REQUIRED WORK => Copy out each line exactly as it appears.

[START SUPPLIED MATERIAL]

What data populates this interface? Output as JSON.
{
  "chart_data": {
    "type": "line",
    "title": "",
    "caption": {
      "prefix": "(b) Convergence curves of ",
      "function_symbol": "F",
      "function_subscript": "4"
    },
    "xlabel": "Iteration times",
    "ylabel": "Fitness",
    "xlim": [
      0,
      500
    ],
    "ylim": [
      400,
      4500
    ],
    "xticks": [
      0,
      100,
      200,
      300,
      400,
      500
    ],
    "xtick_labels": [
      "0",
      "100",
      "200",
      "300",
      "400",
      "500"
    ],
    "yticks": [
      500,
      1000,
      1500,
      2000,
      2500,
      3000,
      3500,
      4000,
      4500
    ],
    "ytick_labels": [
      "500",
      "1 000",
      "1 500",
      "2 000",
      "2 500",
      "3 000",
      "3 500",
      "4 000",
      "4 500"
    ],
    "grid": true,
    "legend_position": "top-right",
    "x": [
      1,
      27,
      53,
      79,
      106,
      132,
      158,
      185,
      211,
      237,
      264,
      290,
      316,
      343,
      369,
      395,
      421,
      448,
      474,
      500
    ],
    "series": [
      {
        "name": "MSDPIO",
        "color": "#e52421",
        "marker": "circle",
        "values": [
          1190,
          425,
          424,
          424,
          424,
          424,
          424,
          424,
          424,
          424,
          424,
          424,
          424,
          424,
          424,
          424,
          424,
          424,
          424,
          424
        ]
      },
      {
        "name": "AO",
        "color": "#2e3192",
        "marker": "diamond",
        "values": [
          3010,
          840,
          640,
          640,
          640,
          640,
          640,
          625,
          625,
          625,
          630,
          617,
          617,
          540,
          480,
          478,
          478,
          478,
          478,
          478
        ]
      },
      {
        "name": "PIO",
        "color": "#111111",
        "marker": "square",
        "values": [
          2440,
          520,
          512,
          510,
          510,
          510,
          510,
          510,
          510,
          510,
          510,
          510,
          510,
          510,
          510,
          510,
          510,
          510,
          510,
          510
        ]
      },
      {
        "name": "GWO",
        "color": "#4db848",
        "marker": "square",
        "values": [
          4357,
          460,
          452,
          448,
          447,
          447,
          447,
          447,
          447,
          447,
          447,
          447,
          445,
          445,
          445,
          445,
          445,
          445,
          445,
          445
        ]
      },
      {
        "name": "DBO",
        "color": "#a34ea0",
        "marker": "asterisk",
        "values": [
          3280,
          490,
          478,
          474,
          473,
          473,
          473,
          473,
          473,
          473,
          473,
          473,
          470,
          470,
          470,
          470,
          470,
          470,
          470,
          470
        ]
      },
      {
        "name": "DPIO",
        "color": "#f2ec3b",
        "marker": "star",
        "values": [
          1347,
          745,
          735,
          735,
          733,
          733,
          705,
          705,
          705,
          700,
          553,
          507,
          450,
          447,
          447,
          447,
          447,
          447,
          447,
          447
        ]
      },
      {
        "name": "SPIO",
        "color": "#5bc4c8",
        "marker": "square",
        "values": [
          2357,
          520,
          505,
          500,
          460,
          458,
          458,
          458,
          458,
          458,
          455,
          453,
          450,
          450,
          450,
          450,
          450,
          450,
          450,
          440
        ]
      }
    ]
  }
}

[END SUPPLIED MATERIAL]

WORKED SOLUTION =>
What data populates this interface? Output as JSON.
{
  "chart_data": {
    "type": "line",
    "title": "",
    "caption": {
      "prefix": "(b) Convergence curves of ",
      "function_symbol": "F",
      "function_subscript": "4"
    },
    "xlabel": "Iteration times",
    "ylabel": "Fitness",
    "xlim": [
      0,
      500
    ],
    "ylim": [
      400,
      4500
    ],
    "xticks": [
      0,
      100,
      200,
      300,
      400,
      500
    ],
    "xtick_labels": [
      "0",
      "100",
      "200",
      "300",
      "400",
      "500"
    ],
    "yticks": [
      500,
      1000,
      1500,
      2000,
      2500,
      3000,
      3500,
      4000,
      4500
    ],
    "ytick_labels": [
      "500",
      "1 000",
      "1 500",
      "2 000",
      "2 500",
      "3 000",
      "3 500",
      "4 000",
      "4 500"
    ],
    "grid": true,
    "legend_position": "top-right",
    "x": [
      1,
      27,
      53,
      79,
      106,
      132,
      158,
      185,
      211,
      237,
      264,
      290,
      316,
      343,
      369,
      395,
      421,
      448,
      474,
      500
    ],
    "series": [
      {
        "name": "MSDPIO",
        "color": "#e52421",
        "marker": "circle",
        "values": [
          1190,
          425,
          424,
          424,
          424,
          424,
          424,
          424,
          424,
          424,
          424,
          424,
          424,
          424,
          424,
          424,
          424,
          424,
          424,
          424
        ]
      },
      {
        "name": "AO",
        "color": "#2e3192",
        "marker": "diamond",
        "values": [
          3010,
          840,
          640,
          640,
          640,
          640,
          640,
          625,
          625,
          625,
          630,
          617,
          617,
          540,
          480,
          478,
          478,
          478,
          478,
          478
        ]
      },
      {
        "name": "PIO",
        "color": "#111111",
        "marker": "square",
        "values": [
          2440,
          520,
          512,
          510,
          510,
          510,
          510,
          510,
          510,
          510,
          510,
          510,
          510,
          510,
          510,
          510,
          510,
          510,
          510,
          510
        ]
      },
      {
        "name": "GWO",
        "color": "#4db848",
        "marker": "square",
        "values": [
          4357,
          460,
          452,
          448,
          447,
          447,
          447,
          447,
          447,
          447,
          447,
          447,
          445,
          445,
          445,
          445,
          445,
          445,
          445,
          445
        ]
      },
      {
        "name": "DBO",
        "color": "#a34ea0",
        "marker": "asterisk",
        "values": [
          3280,
          490,
          478,
          474,
          473,
          473,
          473,
          473,
          473,
          473,
          473,
          473,
          470,
          470,
          470,
          470,
          470,
          470,
          470,
          470
        ]
      },
      {
        "name": "DPIO",
        "color": "#f2ec3b",
        "marker": "star",
        "values": [
          1347,
          745,
          735,
          735,
          733,
          733,
          705,
          705,
          705,
          700,
          553,
          507,
          450,
          447,
          447,
          447,
          447,
          447,
          447,
          447
        ]
      },
      {
        "name": "SPIO",
        "color": "#5bc4c8",
        "marker": "square",
        "values": [
          2357,
          520,
          505,
          500,
          460,
          458,
          458,
          458,
          458,
          458,
          455,
          453,
          450,
          450,
          450,
          450,
          450,
          450,
          450,
          440
        ]
      }
    ]
  }
}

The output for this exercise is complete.